╔══

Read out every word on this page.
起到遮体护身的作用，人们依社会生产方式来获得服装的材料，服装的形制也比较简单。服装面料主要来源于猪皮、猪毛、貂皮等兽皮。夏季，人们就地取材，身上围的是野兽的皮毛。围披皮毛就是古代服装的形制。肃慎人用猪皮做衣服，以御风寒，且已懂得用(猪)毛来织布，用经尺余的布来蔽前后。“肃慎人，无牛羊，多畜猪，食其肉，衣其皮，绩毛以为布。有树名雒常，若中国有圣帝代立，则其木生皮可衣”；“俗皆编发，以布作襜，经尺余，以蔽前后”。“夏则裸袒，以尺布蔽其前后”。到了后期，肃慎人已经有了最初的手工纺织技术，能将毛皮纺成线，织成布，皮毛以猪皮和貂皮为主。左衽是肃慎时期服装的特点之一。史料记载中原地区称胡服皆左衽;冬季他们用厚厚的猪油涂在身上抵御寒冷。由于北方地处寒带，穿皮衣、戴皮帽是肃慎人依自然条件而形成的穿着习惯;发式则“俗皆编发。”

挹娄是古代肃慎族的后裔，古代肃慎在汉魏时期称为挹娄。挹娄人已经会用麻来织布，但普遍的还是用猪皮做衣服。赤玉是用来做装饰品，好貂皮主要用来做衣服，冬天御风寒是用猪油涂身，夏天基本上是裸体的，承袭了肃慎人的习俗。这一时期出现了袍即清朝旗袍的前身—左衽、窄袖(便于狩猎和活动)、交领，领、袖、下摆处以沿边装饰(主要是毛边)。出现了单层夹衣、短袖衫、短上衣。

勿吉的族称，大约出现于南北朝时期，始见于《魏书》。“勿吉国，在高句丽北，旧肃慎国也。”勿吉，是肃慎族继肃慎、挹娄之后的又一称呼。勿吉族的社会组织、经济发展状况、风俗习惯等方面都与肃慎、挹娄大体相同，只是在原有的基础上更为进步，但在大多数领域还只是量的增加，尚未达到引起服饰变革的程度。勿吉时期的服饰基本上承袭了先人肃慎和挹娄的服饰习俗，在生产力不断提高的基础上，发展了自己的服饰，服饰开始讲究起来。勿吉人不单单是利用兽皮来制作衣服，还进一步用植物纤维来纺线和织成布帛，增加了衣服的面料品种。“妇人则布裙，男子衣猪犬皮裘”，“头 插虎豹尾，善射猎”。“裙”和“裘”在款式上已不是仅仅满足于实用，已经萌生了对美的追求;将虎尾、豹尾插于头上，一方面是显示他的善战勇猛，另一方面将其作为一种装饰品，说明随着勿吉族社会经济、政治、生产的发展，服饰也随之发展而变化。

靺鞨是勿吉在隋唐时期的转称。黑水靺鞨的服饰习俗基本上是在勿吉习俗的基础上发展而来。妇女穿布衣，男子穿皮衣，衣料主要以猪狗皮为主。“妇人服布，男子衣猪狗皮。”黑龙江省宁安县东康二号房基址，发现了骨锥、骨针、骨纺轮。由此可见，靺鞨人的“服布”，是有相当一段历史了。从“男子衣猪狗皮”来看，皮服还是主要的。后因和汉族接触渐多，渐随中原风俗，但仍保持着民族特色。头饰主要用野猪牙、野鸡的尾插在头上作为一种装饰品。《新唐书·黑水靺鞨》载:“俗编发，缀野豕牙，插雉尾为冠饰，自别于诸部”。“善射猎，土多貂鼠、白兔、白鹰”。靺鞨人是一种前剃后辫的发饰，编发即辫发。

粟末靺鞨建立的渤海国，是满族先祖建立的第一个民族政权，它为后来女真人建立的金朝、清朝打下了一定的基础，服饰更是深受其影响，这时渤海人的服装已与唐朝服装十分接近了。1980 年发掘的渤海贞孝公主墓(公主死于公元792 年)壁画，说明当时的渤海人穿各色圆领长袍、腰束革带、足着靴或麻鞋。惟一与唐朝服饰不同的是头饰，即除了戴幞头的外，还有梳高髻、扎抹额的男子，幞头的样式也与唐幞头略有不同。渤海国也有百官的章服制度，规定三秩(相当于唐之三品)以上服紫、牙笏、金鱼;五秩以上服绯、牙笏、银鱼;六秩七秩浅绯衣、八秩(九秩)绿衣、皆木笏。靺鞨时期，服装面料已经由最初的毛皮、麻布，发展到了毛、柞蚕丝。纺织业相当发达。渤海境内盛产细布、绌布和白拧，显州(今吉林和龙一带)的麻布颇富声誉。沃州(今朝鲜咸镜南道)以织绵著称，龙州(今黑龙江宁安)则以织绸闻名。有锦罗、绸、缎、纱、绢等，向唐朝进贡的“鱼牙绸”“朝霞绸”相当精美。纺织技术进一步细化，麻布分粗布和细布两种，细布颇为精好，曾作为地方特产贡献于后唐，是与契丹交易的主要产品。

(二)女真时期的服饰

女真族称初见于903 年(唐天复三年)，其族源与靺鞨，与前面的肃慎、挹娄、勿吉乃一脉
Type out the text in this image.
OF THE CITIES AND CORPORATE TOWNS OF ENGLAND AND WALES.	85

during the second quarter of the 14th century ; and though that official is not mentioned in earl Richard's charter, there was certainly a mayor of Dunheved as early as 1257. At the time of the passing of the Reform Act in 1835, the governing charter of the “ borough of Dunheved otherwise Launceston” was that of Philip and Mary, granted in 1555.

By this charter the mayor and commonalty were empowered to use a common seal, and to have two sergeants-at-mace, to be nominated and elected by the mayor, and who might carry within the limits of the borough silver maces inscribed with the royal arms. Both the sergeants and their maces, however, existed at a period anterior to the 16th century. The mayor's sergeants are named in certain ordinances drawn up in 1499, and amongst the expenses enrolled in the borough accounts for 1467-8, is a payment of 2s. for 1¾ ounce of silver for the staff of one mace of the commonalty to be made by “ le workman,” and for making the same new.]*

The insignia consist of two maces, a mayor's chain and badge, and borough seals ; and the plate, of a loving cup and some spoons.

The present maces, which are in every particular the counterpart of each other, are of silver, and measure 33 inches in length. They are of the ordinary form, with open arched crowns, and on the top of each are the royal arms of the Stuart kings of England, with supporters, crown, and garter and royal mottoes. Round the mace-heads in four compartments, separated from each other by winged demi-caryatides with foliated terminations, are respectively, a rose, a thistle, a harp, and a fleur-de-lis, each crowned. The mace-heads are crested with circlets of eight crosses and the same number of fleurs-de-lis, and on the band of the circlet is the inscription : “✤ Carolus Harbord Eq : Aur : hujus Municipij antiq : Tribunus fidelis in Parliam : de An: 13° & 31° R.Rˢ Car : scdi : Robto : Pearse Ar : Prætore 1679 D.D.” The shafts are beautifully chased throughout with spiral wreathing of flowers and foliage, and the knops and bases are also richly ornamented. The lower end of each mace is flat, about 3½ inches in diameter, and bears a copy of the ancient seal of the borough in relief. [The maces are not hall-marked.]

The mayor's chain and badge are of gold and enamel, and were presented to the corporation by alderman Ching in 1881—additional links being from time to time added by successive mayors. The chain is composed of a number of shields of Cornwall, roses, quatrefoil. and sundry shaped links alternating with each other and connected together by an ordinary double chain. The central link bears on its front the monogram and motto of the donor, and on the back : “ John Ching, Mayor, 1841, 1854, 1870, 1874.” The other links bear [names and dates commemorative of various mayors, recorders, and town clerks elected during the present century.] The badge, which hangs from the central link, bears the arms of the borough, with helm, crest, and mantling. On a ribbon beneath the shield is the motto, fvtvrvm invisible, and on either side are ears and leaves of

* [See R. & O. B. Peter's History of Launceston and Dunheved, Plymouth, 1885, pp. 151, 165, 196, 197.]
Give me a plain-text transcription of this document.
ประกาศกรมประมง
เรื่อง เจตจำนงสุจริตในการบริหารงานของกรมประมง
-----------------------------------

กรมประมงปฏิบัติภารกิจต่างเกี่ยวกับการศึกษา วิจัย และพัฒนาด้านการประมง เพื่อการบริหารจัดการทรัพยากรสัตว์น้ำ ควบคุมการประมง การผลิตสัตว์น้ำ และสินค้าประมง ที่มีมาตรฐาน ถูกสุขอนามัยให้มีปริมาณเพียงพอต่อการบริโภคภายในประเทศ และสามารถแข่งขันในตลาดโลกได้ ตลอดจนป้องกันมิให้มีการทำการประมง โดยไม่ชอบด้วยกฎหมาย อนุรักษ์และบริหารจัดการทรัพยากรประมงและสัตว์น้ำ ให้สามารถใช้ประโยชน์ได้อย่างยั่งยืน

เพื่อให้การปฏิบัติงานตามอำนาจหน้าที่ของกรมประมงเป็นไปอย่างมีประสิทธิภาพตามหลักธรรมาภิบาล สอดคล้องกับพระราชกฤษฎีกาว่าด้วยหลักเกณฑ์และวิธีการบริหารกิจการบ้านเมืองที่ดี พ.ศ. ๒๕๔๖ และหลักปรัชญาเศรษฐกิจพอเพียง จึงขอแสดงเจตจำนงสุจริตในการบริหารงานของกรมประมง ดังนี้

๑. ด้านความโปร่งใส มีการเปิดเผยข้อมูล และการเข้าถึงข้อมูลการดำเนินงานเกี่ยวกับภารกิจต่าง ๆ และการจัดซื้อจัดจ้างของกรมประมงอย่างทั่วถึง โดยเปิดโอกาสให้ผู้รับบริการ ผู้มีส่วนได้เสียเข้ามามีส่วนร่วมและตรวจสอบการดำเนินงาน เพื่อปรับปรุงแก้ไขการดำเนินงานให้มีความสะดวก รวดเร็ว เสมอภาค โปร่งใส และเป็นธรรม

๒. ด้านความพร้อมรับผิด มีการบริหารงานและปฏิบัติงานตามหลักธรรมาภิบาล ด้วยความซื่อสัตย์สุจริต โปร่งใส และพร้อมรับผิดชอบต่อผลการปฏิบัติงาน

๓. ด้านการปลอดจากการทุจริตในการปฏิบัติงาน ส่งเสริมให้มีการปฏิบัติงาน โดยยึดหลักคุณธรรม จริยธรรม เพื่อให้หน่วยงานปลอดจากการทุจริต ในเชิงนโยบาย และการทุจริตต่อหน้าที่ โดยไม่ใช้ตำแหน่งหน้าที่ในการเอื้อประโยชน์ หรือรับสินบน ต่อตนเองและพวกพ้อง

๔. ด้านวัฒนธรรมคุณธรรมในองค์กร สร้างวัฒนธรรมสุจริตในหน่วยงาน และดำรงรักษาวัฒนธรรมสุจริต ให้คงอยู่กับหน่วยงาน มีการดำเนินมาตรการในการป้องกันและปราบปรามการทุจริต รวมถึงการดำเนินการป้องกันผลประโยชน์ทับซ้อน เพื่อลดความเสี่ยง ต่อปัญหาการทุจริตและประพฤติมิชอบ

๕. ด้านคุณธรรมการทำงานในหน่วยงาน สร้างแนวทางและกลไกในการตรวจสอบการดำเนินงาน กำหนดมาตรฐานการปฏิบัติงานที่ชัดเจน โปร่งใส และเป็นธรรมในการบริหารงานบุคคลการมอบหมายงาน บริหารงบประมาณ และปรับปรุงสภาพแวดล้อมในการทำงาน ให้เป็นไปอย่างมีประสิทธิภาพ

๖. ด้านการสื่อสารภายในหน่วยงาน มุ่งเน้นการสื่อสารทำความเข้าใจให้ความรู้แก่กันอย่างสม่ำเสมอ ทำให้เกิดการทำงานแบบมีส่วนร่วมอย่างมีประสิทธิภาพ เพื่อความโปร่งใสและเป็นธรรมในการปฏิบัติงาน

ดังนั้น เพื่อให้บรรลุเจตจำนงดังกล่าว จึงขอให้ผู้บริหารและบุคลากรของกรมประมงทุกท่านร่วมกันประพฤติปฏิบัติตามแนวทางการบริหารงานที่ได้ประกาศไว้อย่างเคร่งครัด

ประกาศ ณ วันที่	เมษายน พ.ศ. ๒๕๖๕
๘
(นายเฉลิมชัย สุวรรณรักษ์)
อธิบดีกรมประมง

╚══

Go through the entries above and pull out each line with "text" in it.

# Correct output:
Type out the text in this image.
Give me a plain-text transcription of this document.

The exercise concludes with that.